[TASK DESCRIPTION]: Copy out the whole listing exactly as written, leaving the pictures behind.

---------- RECORDED DATA ----------

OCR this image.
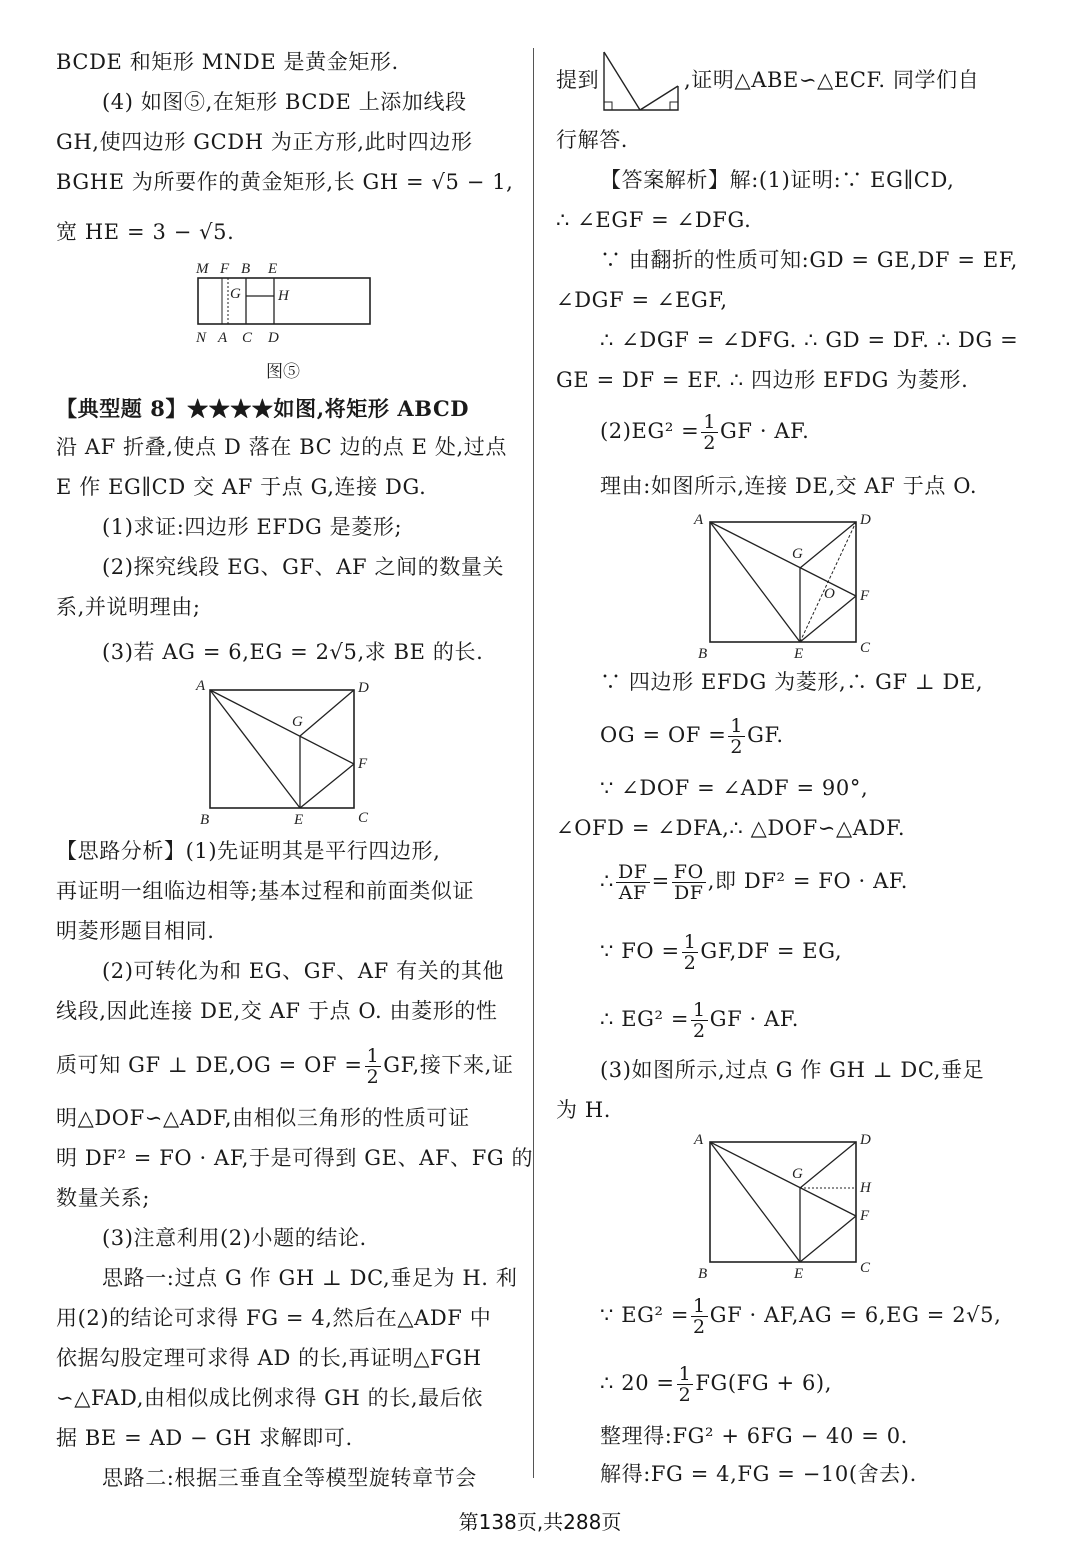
BCDE 和矩形 MNDE 是黄金矩形.
(4) 如图⑤,在矩形 BCDE 上添加线段
GH,使四边形 GCDH 为正方形,此时四边形
BGHE 为所要作的黄金矩形,长 GH = √5 − 1,
宽 HE = 3 − √5.
M F B E
G H
N A C D
图⑤
【典型题 8】★★★★如图,将矩形 ABCD
沿 AF 折叠,使点 D 落在 BC 边的点 E 处,过点
E 作 EG∥CD 交 AF 于点 G,连接 DG.
(1)求证:四边形 EFDG 是菱形;
(2)探究线段 EG、GF、AF 之间的数量关
系,并说明理由;
(3)若 AG = 6,EG = 2√5,求 BE 的长.
A	D
G
F
B	E	C
【思路分析】(1)先证明其是平行四边形,
再证明一组临边相等;基本过程和前面类似证
明菱形题目相同.
(2)可转化为和 EG、GF、AF 有关的其他
线段,因此连接 DE,交 AF 于点 O. 由菱形的性
质可知 GF ⊥ DE,OG = OF = $\frac{1}{2}$ GF,接下来,证
明△DOF∽△ADF,由相似三角形的性质可证
明 DF² = FO · AF,于是可得到 GE、AF、FG 的
数量关系;
(3)注意利用(2)小题的结论.
思路一:过点 G 作 GH ⊥ DC,垂足为 H. 利
用(2)的结论可求得 FG = 4,然后在△ADF 中
依据勾股定理可求得 AD 的长,再证明△FGH
∽△FAD,由相似成比例求得 GH 的长,最后依
据 BE = AD − GH 求解即可.
思路二:根据三垂直全等模型旋转章节会
提到	,证明△ABE∽△ECF. 同学们自
行解答.
【答案解析】解:(1)证明:∵ EG∥CD,
∴ ∠EGF = ∠DFG.
∵ 由翻折的性质可知:GD = GE,DF = EF,
∠DGF = ∠EGF,
∴ ∠DGF = ∠DFG. ∴ GD = DF. ∴ DG =
GE = DF = EF. ∴ 四边形 EFDG 为菱形.
$(2)EG^2 = \frac{1}{2}$ GF · AF.
理由:如图所示,连接 DE,交 AF 于点 O.
A	D
G
O F
B	E	C
∵ 四边形 EFDG 为菱形,∴ GF ⊥ DE,
OG = OF = $\frac{1}{2}$ GF.
∵ ∠DOF = ∠ADF = 90°,
∠OFD = ∠DFA,∴ △DOF∽△ADF.
∴ $\frac{DF}{AF} = \frac{FO}{DF}$ ,即 DF² = FO · AF.
∵ FO = $\frac{1}{2} GF,DF$ = EG,
∴ $EG^2 = \frac{1}{2}$ GF · AF.
(3)如图所示,过点 G 作 GH ⊥ DC,垂足
为 H.
A	D
G
H
F
B	E	C
∵ $EG^2 = \frac{1}{2}$ GF · AF,AG = 6,EG = 2√5,
∴ $20 = \frac{1}{2} FG(FG + 6)$,
整理得:FG² + 6FG − 40 = 0.
解得:FG = 4,FG = −10(舍去).
第138页,共288页
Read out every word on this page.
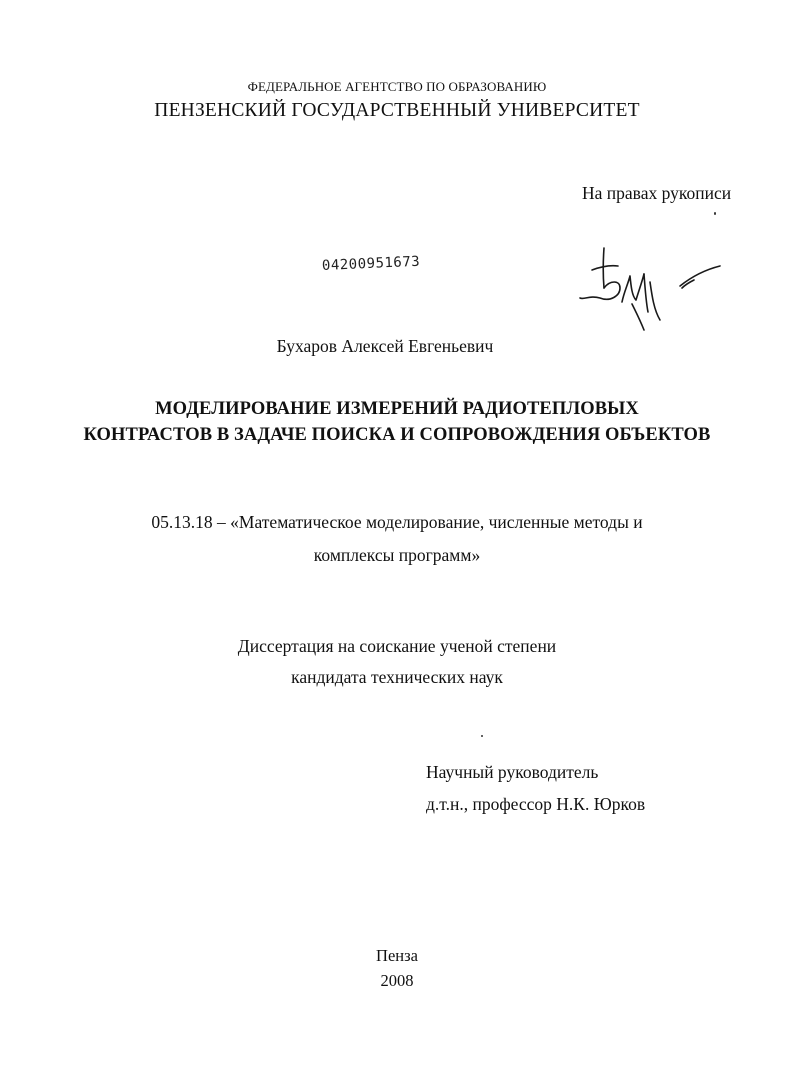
ФЕДЕРАЛЬНОЕ АГЕНТСТВО ПО ОБРАЗОВАНИЮ
ПЕНЗЕНСКИЙ ГОСУДАРСТВЕННЫЙ УНИВЕРСИТЕТ
На правах рукописи
04200951673
Бухаров Алексей Евгеньевич
МОДЕЛИРОВАНИЕ ИЗМЕРЕНИЙ РАДИОТЕПЛОВЫХ
КОНТРАСТОВ В ЗАДАЧЕ ПОИСКА И СОПРОВОЖДЕНИЯ ОБЪЕКТОВ
05.13.18 – «Математическое моделирование, численные методы и
комплексы программ»
Диссертация на соискание ученой степени
кандидата технических наук
Научный руководитель
д.т.н., профессор Н.К. Юрков
Пенза
2008
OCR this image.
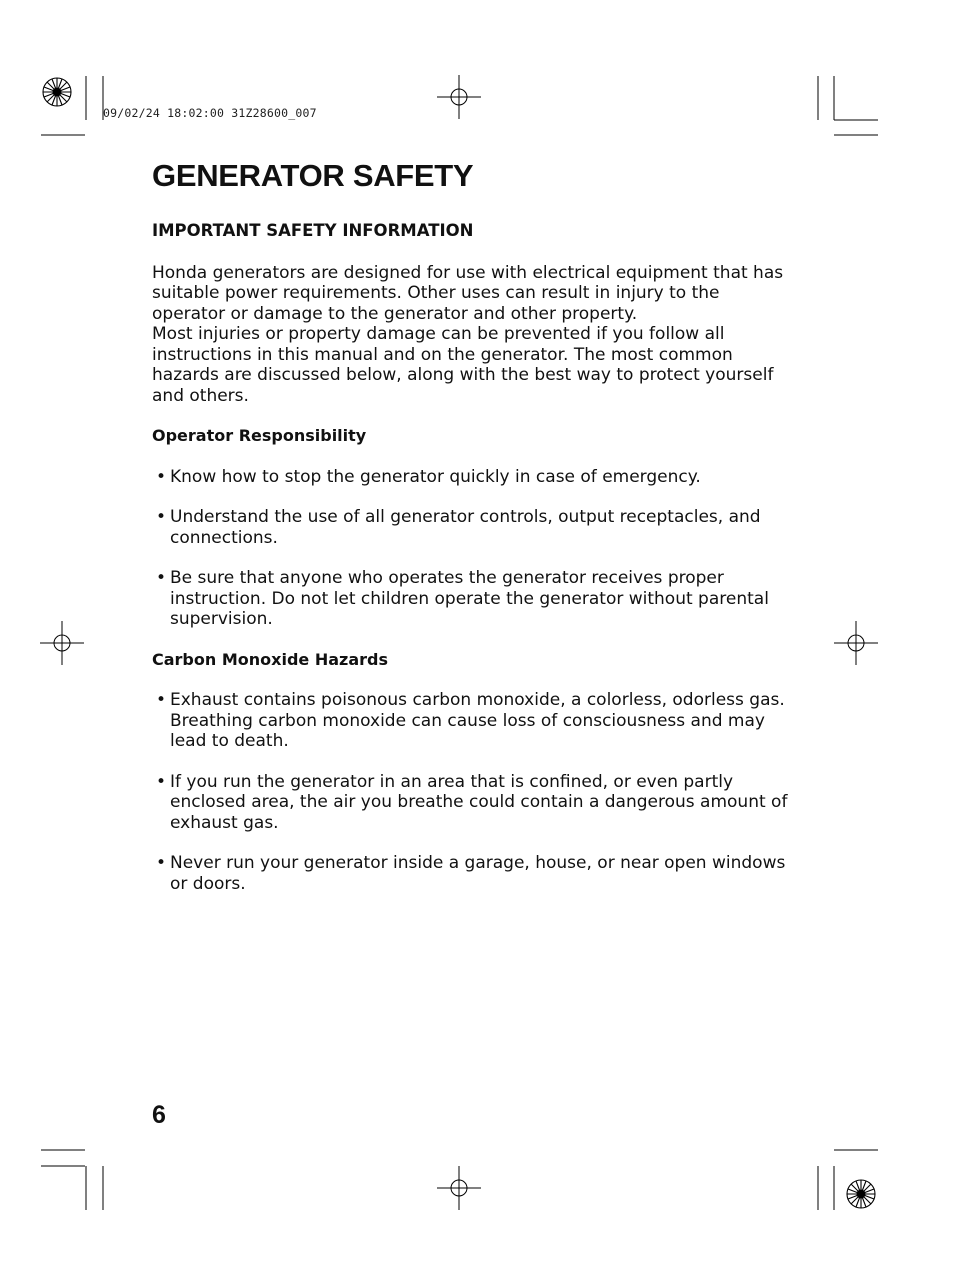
09/02/24 18:02:00 31Z28600_007
GENERATOR SAFETY
IMPORTANT SAFETY INFORMATION

Honda generators are designed for use with electrical equipment that has suitable power requirements. Other uses can result in injury to the operator or damage to the generator and other property.

Most injuries or property damage can be prevented if you follow all instructions in this manual and on the generator. The most common hazards are discussed below, along with the best way to protect yourself and others.

Operator Responsibility
• Know how to stop the generator quickly in case of emergency.
• Understand the use of all generator controls, output receptacles, and connections.
• Be sure that anyone who operates the generator receives proper instruction. Do not let children operate the generator without parental supervision.
Carbon Monoxide Hazards
• Exhaust contains poisonous carbon monoxide, a colorless, odorless gas. Breathing carbon monoxide can cause loss of consciousness and may lead to death.
• If you run the generator in an area that is confined, or even partly enclosed area, the air you breathe could contain a dangerous amount of exhaust gas.
• Never run your generator inside a garage, house, or near open windows or doors.
6
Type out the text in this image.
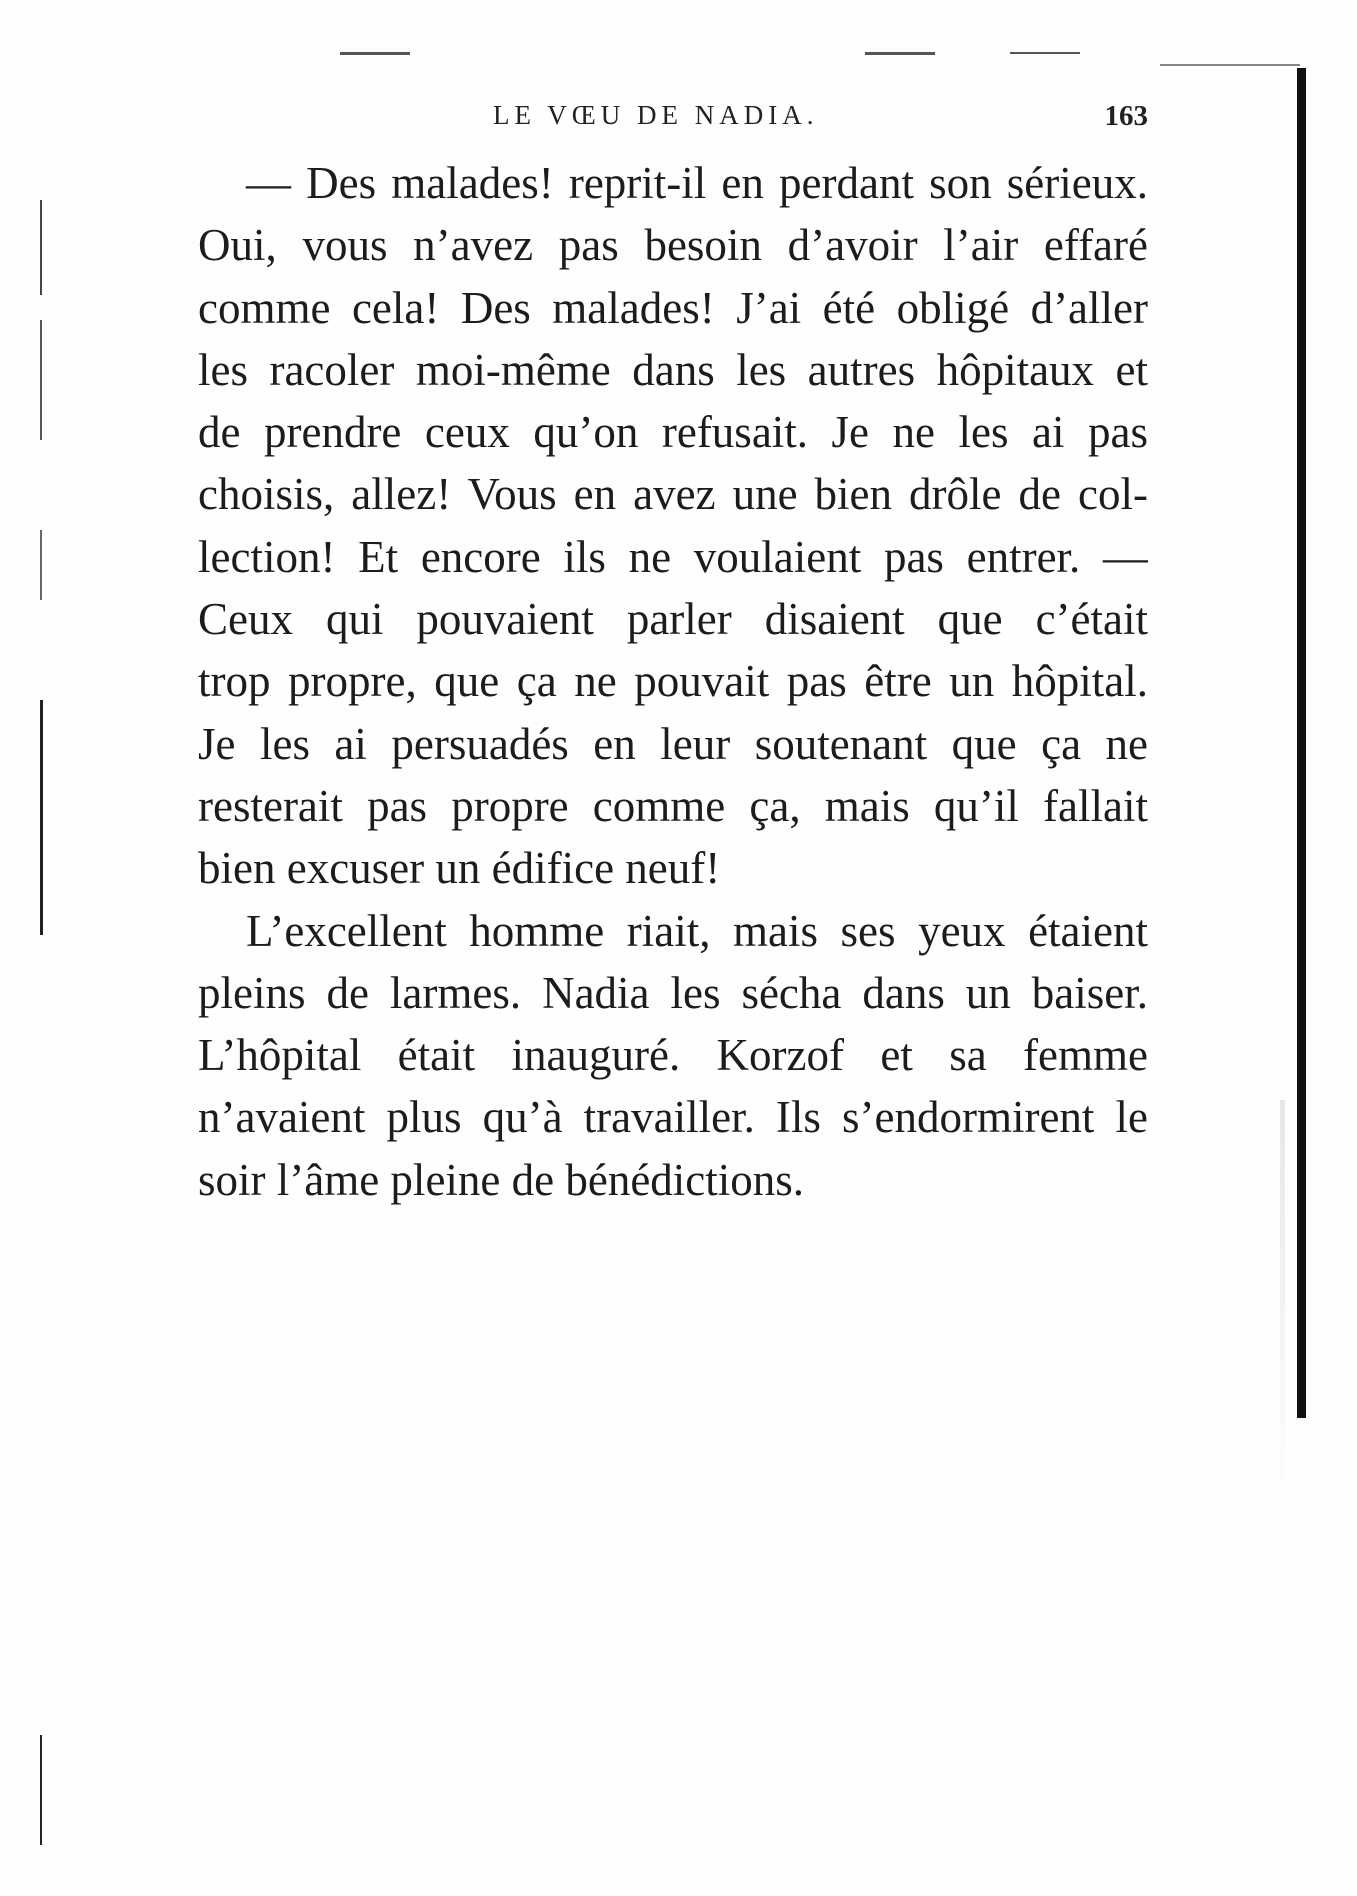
LE VŒU DE NADIA.	163
— Des malades! reprit-il en perdant son sérieux.
Oui, vous n’avez pas besoin d’avoir l’air effaré
comme cela! Des malades! J’ai été obligé d’aller
les racoler moi-même dans les autres hôpitaux et
de prendre ceux qu’on refusait. Je ne les ai pas
choisis, allez! Vous en avez une bien drôle de col-
lection! Et encore ils ne voulaient pas entrer. —
Ceux qui pouvaient parler disaient que c’était
trop propre, que ça ne pouvait pas être un hôpital.
Je les ai persuadés en leur soutenant que ça ne
resterait pas propre comme ça, mais qu’il fallait
bien excuser un édifice neuf!
L’excellent homme riait, mais ses yeux étaient
pleins de larmes. Nadia les sécha dans un baiser.
L’hôpital était inauguré. Korzof et sa femme
n’avaient plus qu’à travailler. Ils s’endormirent le
soir l’âme pleine de bénédictions.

----------

[COMPLETE OUTPUT]:
OCR this image.
BCDE 和矩形 MNDE 是黄金矩形.
(4) 如图⑤,在矩形 BCDE 上添加线段
GH,使四边形 GCDH 为正方形,此时四边形
BGHE 为所要作的黄金矩形,长 GH = √5 − 1,
宽 HE = 3 − √5.
M F B E
G H
N A C D
图⑤
【典型题 8】★★★★如图,将矩形 ABCD
沿 AF 折叠,使点 D 落在 BC 边的点 E 处,过点
E 作 EG∥CD 交 AF 于点 G,连接 DG.
(1)求证:四边形 EFDG 是菱形;
(2)探究线段 EG、GF、AF 之间的数量关
系,并说明理由;
(3)若 AG = 6,EG = 2√5,求 BE 的长.
A	D
G
F
B	E	C
【思路分析】(1)先证明其是平行四边形,
再证明一组临边相等;基本过程和前面类似证
明菱形题目相同.
(2)可转化为和 EG、GF、AF 有关的其他
线段,因此连接 DE,交 AF 于点 O. 由菱形的性
质可知 GF ⊥ DE,OG = OF = $\frac{1}{2}$ GF,接下来,证
明△DOF∽△ADF,由相似三角形的性质可证
明 DF² = FO · AF,于是可得到 GE、AF、FG 的
数量关系;
(3)注意利用(2)小题的结论.
思路一:过点 G 作 GH ⊥ DC,垂足为 H. 利
用(2)的结论可求得 FG = 4,然后在△ADF 中
依据勾股定理可求得 AD 的长,再证明△FGH
∽△FAD,由相似成比例求得 GH 的长,最后依
据 BE = AD − GH 求解即可.
思路二:根据三垂直全等模型旋转章节会
提到	,证明△ABE∽△ECF. 同学们自
行解答.
【答案解析】解:(1)证明:∵ EG∥CD,
∴ ∠EGF = ∠DFG.
∵ 由翻折的性质可知:GD = GE,DF = EF,
∠DGF = ∠EGF,
∴ ∠DGF = ∠DFG. ∴ GD = DF. ∴ DG =
GE = DF = EF. ∴ 四边形 EFDG 为菱形.
$(2)EG^2 = \frac{1}{2}$ GF · AF.
理由:如图所示,连接 DE,交 AF 于点 O.
A	D
G
O F
B	E	C
∵ 四边形 EFDG 为菱形,∴ GF ⊥ DE,
OG = OF = $\frac{1}{2}$ GF.
∵ ∠DOF = ∠ADF = 90°,
∠OFD = ∠DFA,∴ △DOF∽△ADF.
∴ $\frac{DF}{AF} = \frac{FO}{DF}$ ,即 DF² = FO · AF.
∵ FO = $\frac{1}{2} GF,DF$ = EG,
∴ $EG^2 = \frac{1}{2}$ GF · AF.
(3)如图所示,过点 G 作 GH ⊥ DC,垂足
为 H.
A	D
G
H
F
B	E	C
∵ $EG^2 = \frac{1}{2}$ GF · AF,AG = 6,EG = 2√5,
∴ $20 = \frac{1}{2} FG(FG + 6)$,
整理得:FG² + 6FG − 40 = 0.
解得:FG = 4,FG = −10(舍去).
第138页,共288页
Read out every word on this page.
ФЕДЕРАЛЬНОЕ АГЕНТСТВО ПО ОБРАЗОВАНИЮ
ПЕНЗЕНСКИЙ ГОСУДАРСТВЕННЫЙ УНИВЕРСИТЕТ
На правах рукописи
04200951673
Бухаров Алексей Евгеньевич
МОДЕЛИРОВАНИЕ ИЗМЕРЕНИЙ РАДИОТЕПЛОВЫХ
КОНТРАСТОВ В ЗАДАЧЕ ПОИСКА И СОПРОВОЖДЕНИЯ ОБЪЕКТОВ
05.13.18 – «Математическое моделирование, численные методы и
комплексы программ»
Диссертация на соискание ученой степени
кандидата технических наук
Научный руководитель
д.т.н., профессор Н.К. Юрков
Пенза
2008
OCR this image.
09/02/24 18:02:00 31Z28600_007
GENERATOR SAFETY
IMPORTANT SAFETY INFORMATION

Honda generators are designed for use with electrical equipment that has suitable power requirements. Other uses can result in injury to the operator or damage to the generator and other property.

Most injuries or property damage can be prevented if you follow all instructions in this manual and on the generator. The most common hazards are discussed below, along with the best way to protect yourself and others.

Operator Responsibility
• Know how to stop the generator quickly in case of emergency.
• Understand the use of all generator controls, output receptacles, and connections.
• Be sure that anyone who operates the generator receives proper instruction. Do not let children operate the generator without parental supervision.
Carbon Monoxide Hazards
• Exhaust contains poisonous carbon monoxide, a colorless, odorless gas. Breathing carbon monoxide can cause loss of consciousness and may lead to death.
• If you run the generator in an area that is confined, or even partly enclosed area, the air you breathe could contain a dangerous amount of exhaust gas.
• Never run your generator inside a garage, house, or near open windows or doors.
6
Type out the text in this image.
LE VŒU DE NADIA.	163
— Des malades! reprit-il en perdant son sérieux.
Oui, vous n’avez pas besoin d’avoir l’air effaré
comme cela! Des malades! J’ai été obligé d’aller
les racoler moi-même dans les autres hôpitaux et
de prendre ceux qu’on refusait. Je ne les ai pas
choisis, allez! Vous en avez une bien drôle de col-
lection! Et encore ils ne voulaient pas entrer. —
Ceux qui pouvaient parler disaient que c’était
trop propre, que ça ne pouvait pas être un hôpital.
Je les ai persuadés en leur soutenant que ça ne
resterait pas propre comme ça, mais qu’il fallait
bien excuser un édifice neuf!
L’excellent homme riait, mais ses yeux étaient
pleins de larmes. Nadia les sécha dans un baiser.
L’hôpital était inauguré. Korzof et sa femme
n’avaient plus qu’à travailler. Ils s’endormirent le
soir l’âme pleine de bénédictions.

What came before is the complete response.